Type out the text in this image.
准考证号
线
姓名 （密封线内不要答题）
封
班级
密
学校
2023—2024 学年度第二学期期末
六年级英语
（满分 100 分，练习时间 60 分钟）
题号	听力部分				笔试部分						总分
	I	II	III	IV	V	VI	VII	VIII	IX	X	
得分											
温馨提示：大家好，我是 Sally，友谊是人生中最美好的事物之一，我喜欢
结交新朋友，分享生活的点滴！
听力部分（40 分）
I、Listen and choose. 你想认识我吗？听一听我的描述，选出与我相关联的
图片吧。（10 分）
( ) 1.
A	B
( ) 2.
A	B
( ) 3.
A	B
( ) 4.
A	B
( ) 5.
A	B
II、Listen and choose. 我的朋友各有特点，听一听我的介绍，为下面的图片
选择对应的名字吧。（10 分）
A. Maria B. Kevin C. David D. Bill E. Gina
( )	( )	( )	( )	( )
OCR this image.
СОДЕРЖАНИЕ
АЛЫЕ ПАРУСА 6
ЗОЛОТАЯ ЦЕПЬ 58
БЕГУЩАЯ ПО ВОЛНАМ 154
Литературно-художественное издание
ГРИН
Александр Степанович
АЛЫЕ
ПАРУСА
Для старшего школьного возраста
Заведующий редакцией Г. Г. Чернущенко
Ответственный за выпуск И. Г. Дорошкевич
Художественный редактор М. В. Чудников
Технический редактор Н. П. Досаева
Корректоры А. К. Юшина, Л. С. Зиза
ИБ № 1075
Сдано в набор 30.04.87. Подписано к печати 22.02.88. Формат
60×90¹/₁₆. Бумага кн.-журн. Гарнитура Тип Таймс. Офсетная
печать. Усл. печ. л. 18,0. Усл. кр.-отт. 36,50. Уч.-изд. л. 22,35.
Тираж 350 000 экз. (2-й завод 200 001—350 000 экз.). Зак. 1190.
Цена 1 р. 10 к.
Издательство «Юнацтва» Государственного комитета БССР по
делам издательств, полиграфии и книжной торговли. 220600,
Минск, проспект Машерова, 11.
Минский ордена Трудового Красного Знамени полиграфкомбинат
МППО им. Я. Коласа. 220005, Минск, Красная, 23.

──────────────────────────────

Transcribe exactly the line containing "OCR this image." and all remaining lines of the material, ending with the last one.

OCR this image.
СОДЕРЖАНИЕ
АЛЫЕ ПАРУСА 6
ЗОЛОТАЯ ЦЕПЬ 58
БЕГУЩАЯ ПО ВОЛНАМ 154
Литературно-художественное издание
ГРИН
Александр Степанович
АЛЫЕ
ПАРУСА
Для старшего школьного возраста
Заведующий редакцией Г. Г. Чернущенко
Ответственный за выпуск И. Г. Дорошкевич
Художественный редактор М. В. Чудников
Технический редактор Н. П. Досаева
Корректоры А. К. Юшина, Л. С. Зиза
ИБ № 1075
Сдано в набор 30.04.87. Подписано к печати 22.02.88. Формат
60×90¹/₁₆. Бумага кн.-журн. Гарнитура Тип Таймс. Офсетная
печать. Усл. печ. л. 18,0. Усл. кр.-отт. 36,50. Уч.-изд. л. 22,35.
Тираж 350 000 экз. (2-й завод 200 001—350 000 экз.). Зак. 1190.
Цена 1 р. 10 к.
Издательство «Юнацтва» Государственного комитета БССР по
делам издательств, полиграфии и книжной торговли. 220600,
Минск, проспект Машерова, 11.
Минский ордена Трудового Красного Знамени полиграфкомбинат
МППО им. Я. Коласа. 220005, Минск, Красная, 23.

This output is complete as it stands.